## Task goal
Each line of the material below should be reproduced exactly.
---------------
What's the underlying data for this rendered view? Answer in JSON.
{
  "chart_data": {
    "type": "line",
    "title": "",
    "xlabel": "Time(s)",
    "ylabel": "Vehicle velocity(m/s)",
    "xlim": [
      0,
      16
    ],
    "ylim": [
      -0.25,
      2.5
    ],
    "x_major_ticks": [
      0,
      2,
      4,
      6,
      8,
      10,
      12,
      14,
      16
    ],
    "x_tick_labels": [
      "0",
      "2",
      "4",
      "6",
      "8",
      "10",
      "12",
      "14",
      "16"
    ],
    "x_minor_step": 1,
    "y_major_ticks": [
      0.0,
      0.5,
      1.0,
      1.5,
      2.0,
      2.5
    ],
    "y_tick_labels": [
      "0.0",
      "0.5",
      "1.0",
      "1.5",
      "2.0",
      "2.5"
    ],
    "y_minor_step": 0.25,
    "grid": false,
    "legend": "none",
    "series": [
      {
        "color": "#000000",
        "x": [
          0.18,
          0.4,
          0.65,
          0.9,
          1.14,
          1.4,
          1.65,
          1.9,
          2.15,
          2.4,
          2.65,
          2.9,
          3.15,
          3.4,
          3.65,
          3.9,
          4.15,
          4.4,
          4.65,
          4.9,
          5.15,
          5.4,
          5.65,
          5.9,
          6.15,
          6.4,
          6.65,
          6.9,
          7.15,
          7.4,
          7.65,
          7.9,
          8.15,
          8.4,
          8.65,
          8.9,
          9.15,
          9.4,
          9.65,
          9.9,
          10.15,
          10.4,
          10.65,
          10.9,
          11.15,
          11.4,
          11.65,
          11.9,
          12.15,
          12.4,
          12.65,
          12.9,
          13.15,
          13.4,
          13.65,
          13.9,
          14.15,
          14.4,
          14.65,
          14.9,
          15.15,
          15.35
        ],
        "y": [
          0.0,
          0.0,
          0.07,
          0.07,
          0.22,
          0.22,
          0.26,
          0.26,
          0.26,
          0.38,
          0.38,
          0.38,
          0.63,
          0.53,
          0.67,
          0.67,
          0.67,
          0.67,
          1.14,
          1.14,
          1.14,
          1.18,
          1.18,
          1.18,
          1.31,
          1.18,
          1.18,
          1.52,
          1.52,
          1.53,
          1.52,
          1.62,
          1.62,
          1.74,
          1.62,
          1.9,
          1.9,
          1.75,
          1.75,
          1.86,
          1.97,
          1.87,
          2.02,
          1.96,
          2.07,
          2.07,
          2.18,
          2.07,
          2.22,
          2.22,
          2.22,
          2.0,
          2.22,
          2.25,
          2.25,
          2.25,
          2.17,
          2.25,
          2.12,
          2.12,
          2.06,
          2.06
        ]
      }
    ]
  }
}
---------------
## Result below
What's the underlying data for this rendered view? Answer in JSON.
{
  "chart_data": {
    "type": "line",
    "title": "",
    "xlabel": "Time(s)",
    "ylabel": "Vehicle velocity(m/s)",
    "xlim": [
      0,
      16
    ],
    "ylim": [
      -0.25,
      2.5
    ],
    "x_major_ticks": [
      0,
      2,
      4,
      6,
      8,
      10,
      12,
      14,
      16
    ],
    "x_tick_labels": [
      "0",
      "2",
      "4",
      "6",
      "8",
      "10",
      "12",
      "14",
      "16"
    ],
    "x_minor_step": 1,
    "y_major_ticks": [
      0.0,
      0.5,
      1.0,
      1.5,
      2.0,
      2.5
    ],
    "y_tick_labels": [
      "0.0",
      "0.5",
      "1.0",
      "1.5",
      "2.0",
      "2.5"
    ],
    "y_minor_step": 0.25,
    "grid": false,
    "legend": "none",
    "series": [
      {
        "color": "#000000",
        "x": [
          0.18,
          0.4,
          0.65,
          0.9,
          1.14,
          1.4,
          1.65,
          1.9,
          2.15,
          2.4,
          2.65,
          2.9,
          3.15,
          3.4,
          3.65,
          3.9,
          4.15,
          4.4,
          4.65,
          4.9,
          5.15,
          5.4,
          5.65,
          5.9,
          6.15,
          6.4,
          6.65,
          6.9,
          7.15,
          7.4,
          7.65,
          7.9,
          8.15,
          8.4,
          8.65,
          8.9,
          9.15,
          9.4,
          9.65,
          9.9,
          10.15,
          10.4,
          10.65,
          10.9,
          11.15,
          11.4,
          11.65,
          11.9,
          12.15,
          12.4,
          12.65,
          12.9,
          13.15,
          13.4,
          13.65,
          13.9,
          14.15,
          14.4,
          14.65,
          14.9,
          15.15,
          15.35
        ],
        "y": [
          0.0,
          0.0,
          0.07,
          0.07,
          0.22,
          0.22,
          0.26,
          0.26,
          0.26,
          0.38,
          0.38,
          0.38,
          0.63,
          0.53,
          0.67,
          0.67,
          0.67,
          0.67,
          1.14,
          1.14,
          1.14,
          1.18,
          1.18,
          1.18,
          1.31,
          1.18,
          1.18,
          1.52,
          1.52,
          1.53,
          1.52,
          1.62,
          1.62,
          1.74,
          1.62,
          1.9,
          1.9,
          1.75,
          1.75,
          1.86,
          1.97,
          1.87,
          2.02,
          1.96,
          2.07,
          2.07,
          2.18,
          2.07,
          2.22,
          2.22,
          2.22,
          2.0,
          2.22,
          2.25,
          2.25,
          2.25,
          2.17,
          2.25,
          2.12,
          2.12,
          2.06,
          2.06
        ]
      }
    ]
  }
}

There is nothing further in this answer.